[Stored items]
----------------------------------------
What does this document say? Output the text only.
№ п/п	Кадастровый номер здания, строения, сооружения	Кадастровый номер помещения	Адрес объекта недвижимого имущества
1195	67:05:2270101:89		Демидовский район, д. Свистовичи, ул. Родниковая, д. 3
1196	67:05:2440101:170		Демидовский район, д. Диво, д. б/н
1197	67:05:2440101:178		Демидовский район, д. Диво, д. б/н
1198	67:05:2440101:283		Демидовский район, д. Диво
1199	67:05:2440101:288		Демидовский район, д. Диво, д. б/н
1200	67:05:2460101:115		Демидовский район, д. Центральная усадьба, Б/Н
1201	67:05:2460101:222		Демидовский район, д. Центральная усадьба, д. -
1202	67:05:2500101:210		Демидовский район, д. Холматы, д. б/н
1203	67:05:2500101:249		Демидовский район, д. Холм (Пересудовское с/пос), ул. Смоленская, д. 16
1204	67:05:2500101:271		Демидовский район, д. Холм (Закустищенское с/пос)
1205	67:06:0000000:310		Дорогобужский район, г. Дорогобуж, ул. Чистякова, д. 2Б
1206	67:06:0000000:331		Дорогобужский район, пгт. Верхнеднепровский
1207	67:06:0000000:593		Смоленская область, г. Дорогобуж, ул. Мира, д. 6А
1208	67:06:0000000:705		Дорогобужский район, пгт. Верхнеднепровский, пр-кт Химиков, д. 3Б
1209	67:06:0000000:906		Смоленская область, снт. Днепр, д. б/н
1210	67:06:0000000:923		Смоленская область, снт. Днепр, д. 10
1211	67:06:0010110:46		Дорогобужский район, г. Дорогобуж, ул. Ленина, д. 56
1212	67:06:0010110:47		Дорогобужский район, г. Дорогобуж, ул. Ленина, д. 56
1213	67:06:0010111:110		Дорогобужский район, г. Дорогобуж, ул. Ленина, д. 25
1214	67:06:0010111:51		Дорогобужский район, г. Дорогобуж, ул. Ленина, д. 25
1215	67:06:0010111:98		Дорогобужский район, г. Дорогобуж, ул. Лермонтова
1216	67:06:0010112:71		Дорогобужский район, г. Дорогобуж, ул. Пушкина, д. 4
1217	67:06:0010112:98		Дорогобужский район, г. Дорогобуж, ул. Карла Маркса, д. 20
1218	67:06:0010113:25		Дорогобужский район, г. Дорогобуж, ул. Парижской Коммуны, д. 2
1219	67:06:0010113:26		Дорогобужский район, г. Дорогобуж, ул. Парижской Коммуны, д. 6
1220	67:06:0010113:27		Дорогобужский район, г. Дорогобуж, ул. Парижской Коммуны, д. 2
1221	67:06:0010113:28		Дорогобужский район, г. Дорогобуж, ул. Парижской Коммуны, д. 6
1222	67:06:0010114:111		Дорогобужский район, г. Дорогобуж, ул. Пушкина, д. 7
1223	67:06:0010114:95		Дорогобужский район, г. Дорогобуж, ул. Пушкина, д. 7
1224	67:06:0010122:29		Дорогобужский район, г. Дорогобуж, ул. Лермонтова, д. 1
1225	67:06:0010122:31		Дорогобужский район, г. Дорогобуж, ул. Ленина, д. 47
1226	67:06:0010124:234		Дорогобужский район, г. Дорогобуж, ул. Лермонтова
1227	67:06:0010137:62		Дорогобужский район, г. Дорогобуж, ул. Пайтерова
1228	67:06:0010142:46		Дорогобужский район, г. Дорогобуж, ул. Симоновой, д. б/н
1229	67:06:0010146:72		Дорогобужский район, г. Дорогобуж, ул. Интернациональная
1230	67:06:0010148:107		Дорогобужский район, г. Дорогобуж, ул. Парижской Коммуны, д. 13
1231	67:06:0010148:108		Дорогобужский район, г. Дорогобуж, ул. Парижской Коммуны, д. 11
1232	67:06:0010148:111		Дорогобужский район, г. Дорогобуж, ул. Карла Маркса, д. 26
----------------------------------------
WHAT YOU WILL DO:
Output nothing but the number of lines in the data containing the string "Смоленская".

RESULT OF THE EXERCISE:
4